STATED PROBLEM —
Reproduce the listing below without any change.

Stored entries —

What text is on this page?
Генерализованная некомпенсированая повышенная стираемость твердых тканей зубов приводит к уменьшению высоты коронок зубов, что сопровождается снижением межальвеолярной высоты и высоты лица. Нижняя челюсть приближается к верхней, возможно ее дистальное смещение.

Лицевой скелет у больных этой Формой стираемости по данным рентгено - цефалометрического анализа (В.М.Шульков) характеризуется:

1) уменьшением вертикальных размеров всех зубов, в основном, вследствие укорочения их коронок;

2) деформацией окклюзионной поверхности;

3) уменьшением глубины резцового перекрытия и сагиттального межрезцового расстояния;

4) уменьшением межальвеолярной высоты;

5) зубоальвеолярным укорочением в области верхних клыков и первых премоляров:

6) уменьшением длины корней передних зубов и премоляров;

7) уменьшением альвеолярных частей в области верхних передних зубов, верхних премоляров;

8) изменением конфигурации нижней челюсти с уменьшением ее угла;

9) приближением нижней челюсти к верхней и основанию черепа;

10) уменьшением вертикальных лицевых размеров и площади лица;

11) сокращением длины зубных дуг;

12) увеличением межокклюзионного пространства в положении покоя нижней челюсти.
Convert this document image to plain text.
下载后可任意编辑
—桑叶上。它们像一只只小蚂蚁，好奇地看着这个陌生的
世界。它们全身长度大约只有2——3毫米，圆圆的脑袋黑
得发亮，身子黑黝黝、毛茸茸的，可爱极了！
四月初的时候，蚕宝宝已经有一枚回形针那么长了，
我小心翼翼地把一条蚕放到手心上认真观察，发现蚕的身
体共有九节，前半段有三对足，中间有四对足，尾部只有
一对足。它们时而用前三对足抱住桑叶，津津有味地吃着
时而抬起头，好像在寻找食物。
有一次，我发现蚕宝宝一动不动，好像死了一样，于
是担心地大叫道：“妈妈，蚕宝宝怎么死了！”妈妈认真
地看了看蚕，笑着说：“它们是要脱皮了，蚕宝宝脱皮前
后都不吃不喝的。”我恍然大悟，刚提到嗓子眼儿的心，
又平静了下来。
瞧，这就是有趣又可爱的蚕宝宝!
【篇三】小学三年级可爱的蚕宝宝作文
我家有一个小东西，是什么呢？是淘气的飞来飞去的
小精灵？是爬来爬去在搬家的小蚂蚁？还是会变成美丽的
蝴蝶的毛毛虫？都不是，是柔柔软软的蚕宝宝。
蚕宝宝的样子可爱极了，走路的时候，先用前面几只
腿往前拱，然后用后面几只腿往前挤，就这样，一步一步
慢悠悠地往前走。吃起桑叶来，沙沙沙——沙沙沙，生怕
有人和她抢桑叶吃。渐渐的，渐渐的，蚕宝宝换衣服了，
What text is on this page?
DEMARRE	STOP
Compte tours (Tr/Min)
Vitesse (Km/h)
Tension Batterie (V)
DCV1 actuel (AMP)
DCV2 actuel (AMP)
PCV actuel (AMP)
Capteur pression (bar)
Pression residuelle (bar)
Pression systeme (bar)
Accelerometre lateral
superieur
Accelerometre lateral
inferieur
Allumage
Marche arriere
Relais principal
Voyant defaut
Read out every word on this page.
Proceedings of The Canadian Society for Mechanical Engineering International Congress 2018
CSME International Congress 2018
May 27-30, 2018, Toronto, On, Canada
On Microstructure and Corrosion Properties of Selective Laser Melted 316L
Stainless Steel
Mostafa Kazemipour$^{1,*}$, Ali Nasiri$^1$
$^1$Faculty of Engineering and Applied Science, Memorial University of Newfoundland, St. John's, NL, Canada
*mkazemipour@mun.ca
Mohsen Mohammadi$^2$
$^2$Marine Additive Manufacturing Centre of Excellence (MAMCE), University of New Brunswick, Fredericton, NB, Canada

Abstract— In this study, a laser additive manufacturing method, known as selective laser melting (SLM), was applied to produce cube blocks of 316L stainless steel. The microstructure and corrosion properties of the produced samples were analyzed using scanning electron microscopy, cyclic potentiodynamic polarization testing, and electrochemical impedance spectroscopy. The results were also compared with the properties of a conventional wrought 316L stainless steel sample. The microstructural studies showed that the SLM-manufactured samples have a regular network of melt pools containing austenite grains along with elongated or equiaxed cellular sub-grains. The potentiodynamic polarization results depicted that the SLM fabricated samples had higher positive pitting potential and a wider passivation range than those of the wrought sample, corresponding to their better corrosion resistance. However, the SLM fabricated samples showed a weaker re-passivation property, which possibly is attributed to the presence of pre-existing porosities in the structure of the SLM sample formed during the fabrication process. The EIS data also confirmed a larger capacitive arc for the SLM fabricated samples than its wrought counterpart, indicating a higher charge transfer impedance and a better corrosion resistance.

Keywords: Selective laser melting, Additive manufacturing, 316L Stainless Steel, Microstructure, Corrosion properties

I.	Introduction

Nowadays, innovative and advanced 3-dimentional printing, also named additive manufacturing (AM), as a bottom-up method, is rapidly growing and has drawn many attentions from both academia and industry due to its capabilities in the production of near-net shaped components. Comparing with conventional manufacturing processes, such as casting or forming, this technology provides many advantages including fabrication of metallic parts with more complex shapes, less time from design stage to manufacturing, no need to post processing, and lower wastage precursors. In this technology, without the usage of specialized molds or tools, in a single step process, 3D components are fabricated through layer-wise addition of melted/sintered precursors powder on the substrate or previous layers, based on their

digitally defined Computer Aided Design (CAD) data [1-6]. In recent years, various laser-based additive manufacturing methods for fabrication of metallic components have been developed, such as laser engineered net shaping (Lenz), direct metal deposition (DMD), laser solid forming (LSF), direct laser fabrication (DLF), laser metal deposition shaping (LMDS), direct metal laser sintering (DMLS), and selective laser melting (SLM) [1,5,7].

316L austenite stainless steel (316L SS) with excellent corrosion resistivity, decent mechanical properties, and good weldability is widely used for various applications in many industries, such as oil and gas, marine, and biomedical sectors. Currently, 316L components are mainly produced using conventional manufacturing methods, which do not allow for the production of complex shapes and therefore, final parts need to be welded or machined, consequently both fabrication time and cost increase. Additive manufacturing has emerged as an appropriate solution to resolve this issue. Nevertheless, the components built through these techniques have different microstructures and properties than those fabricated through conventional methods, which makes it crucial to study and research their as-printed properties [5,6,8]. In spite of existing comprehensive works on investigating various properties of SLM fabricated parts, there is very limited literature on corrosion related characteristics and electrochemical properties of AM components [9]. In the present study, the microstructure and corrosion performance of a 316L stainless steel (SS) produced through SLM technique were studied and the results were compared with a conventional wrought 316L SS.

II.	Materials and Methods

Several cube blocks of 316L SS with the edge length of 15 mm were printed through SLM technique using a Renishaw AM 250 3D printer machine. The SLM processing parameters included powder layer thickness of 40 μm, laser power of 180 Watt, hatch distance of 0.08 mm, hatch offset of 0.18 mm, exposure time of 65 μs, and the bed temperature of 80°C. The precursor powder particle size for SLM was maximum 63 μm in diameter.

EXERCISE ANSWER —
What text is on this page?
Генерализованная некомпенсированая повышенная стираемость твердых тканей зубов приводит к уменьшению высоты коронок зубов, что сопровождается снижением межальвеолярной высоты и высоты лица. Нижняя челюсть приближается к верхней, возможно ее дистальное смещение.

Лицевой скелет у больных этой Формой стираемости по данным рентгено - цефалометрического анализа (В.М.Шульков) характеризуется:

1) уменьшением вертикальных размеров всех зубов, в основном, вследствие укорочения их коронок;

2) деформацией окклюзионной поверхности;

3) уменьшением глубины резцового перекрытия и сагиттального межрезцового расстояния;

4) уменьшением межальвеолярной высоты;

5) зубоальвеолярным укорочением в области верхних клыков и первых премоляров:

6) уменьшением длины корней передних зубов и премоляров;

7) уменьшением альвеолярных частей в области верхних передних зубов, верхних премоляров;

8) изменением конфигурации нижней челюсти с уменьшением ее угла;

9) приближением нижней челюсти к верхней и основанию черепа;

10) уменьшением вертикальных лицевых размеров и площади лица;

11) сокращением длины зубных дуг;

12) увеличением межокклюзионного пространства в положении покоя нижней челюсти.
Convert this document image to plain text.
下载后可任意编辑
—桑叶上。它们像一只只小蚂蚁，好奇地看着这个陌生的
世界。它们全身长度大约只有2——3毫米，圆圆的脑袋黑
得发亮，身子黑黝黝、毛茸茸的，可爱极了！
四月初的时候，蚕宝宝已经有一枚回形针那么长了，
我小心翼翼地把一条蚕放到手心上认真观察，发现蚕的身
体共有九节，前半段有三对足，中间有四对足，尾部只有
一对足。它们时而用前三对足抱住桑叶，津津有味地吃着
时而抬起头，好像在寻找食物。
有一次，我发现蚕宝宝一动不动，好像死了一样，于
是担心地大叫道：“妈妈，蚕宝宝怎么死了！”妈妈认真
地看了看蚕，笑着说：“它们是要脱皮了，蚕宝宝脱皮前
后都不吃不喝的。”我恍然大悟，刚提到嗓子眼儿的心，
又平静了下来。
瞧，这就是有趣又可爱的蚕宝宝!
【篇三】小学三年级可爱的蚕宝宝作文
我家有一个小东西，是什么呢？是淘气的飞来飞去的
小精灵？是爬来爬去在搬家的小蚂蚁？还是会变成美丽的
蝴蝶的毛毛虫？都不是，是柔柔软软的蚕宝宝。
蚕宝宝的样子可爱极了，走路的时候，先用前面几只
腿往前拱，然后用后面几只腿往前挤，就这样，一步一步
慢悠悠地往前走。吃起桑叶来，沙沙沙——沙沙沙，生怕
有人和她抢桑叶吃。渐渐的，渐渐的，蚕宝宝换衣服了，
What text is on this page?
DEMARRE	STOP
Compte tours (Tr/Min)
Vitesse (Km/h)
Tension Batterie (V)
DCV1 actuel (AMP)
DCV2 actuel (AMP)
PCV actuel (AMP)
Capteur pression (bar)
Pression residuelle (bar)
Pression systeme (bar)
Accelerometre lateral
superieur
Accelerometre lateral
inferieur
Allumage
Marche arriere
Relais principal
Voyant defaut
Read out every word on this page.
Proceedings of The Canadian Society for Mechanical Engineering International Congress 2018
CSME International Congress 2018
May 27-30, 2018, Toronto, On, Canada
On Microstructure and Corrosion Properties of Selective Laser Melted 316L
Stainless Steel
Mostafa Kazemipour$^{1,*}$, Ali Nasiri$^1$
$^1$Faculty of Engineering and Applied Science, Memorial University of Newfoundland, St. John's, NL, Canada
*mkazemipour@mun.ca
Mohsen Mohammadi$^2$
$^2$Marine Additive Manufacturing Centre of Excellence (MAMCE), University of New Brunswick, Fredericton, NB, Canada

Abstract— In this study, a laser additive manufacturing method, known as selective laser melting (SLM), was applied to produce cube blocks of 316L stainless steel. The microstructure and corrosion properties of the produced samples were analyzed using scanning electron microscopy, cyclic potentiodynamic polarization testing, and electrochemical impedance spectroscopy. The results were also compared with the properties of a conventional wrought 316L stainless steel sample. The microstructural studies showed that the SLM-manufactured samples have a regular network of melt pools containing austenite grains along with elongated or equiaxed cellular sub-grains. The potentiodynamic polarization results depicted that the SLM fabricated samples had higher positive pitting potential and a wider passivation range than those of the wrought sample, corresponding to their better corrosion resistance. However, the SLM fabricated samples showed a weaker re-passivation property, which possibly is attributed to the presence of pre-existing porosities in the structure of the SLM sample formed during the fabrication process. The EIS data also confirmed a larger capacitive arc for the SLM fabricated samples than its wrought counterpart, indicating a higher charge transfer impedance and a better corrosion resistance.

Keywords: Selective laser melting, Additive manufacturing, 316L Stainless Steel, Microstructure, Corrosion properties

I.	Introduction

Nowadays, innovative and advanced 3-dimentional printing, also named additive manufacturing (AM), as a bottom-up method, is rapidly growing and has drawn many attentions from both academia and industry due to its capabilities in the production of near-net shaped components. Comparing with conventional manufacturing processes, such as casting or forming, this technology provides many advantages including fabrication of metallic parts with more complex shapes, less time from design stage to manufacturing, no need to post processing, and lower wastage precursors. In this technology, without the usage of specialized molds or tools, in a single step process, 3D components are fabricated through layer-wise addition of melted/sintered precursors powder on the substrate or previous layers, based on their

digitally defined Computer Aided Design (CAD) data [1-6]. In recent years, various laser-based additive manufacturing methods for fabrication of metallic components have been developed, such as laser engineered net shaping (Lenz), direct metal deposition (DMD), laser solid forming (LSF), direct laser fabrication (DLF), laser metal deposition shaping (LMDS), direct metal laser sintering (DMLS), and selective laser melting (SLM) [1,5,7].

316L austenite stainless steel (316L SS) with excellent corrosion resistivity, decent mechanical properties, and good weldability is widely used for various applications in many industries, such as oil and gas, marine, and biomedical sectors. Currently, 316L components are mainly produced using conventional manufacturing methods, which do not allow for the production of complex shapes and therefore, final parts need to be welded or machined, consequently both fabrication time and cost increase. Additive manufacturing has emerged as an appropriate solution to resolve this issue. Nevertheless, the components built through these techniques have different microstructures and properties than those fabricated through conventional methods, which makes it crucial to study and research their as-printed properties [5,6,8]. In spite of existing comprehensive works on investigating various properties of SLM fabricated parts, there is very limited literature on corrosion related characteristics and electrochemical properties of AM components [9]. In the present study, the microstructure and corrosion performance of a 316L stainless steel (SS) produced through SLM technique were studied and the results were compared with a conventional wrought 316L SS.

II.	Materials and Methods

Several cube blocks of 316L SS with the edge length of 15 mm were printed through SLM technique using a Renishaw AM 250 3D printer machine. The SLM processing parameters included powder layer thickness of 40 μm, laser power of 180 Watt, hatch distance of 0.08 mm, hatch offset of 0.18 mm, exposure time of 65 μs, and the bed temperature of 80°C. The precursor powder particle size for SLM was maximum 63 μm in diameter.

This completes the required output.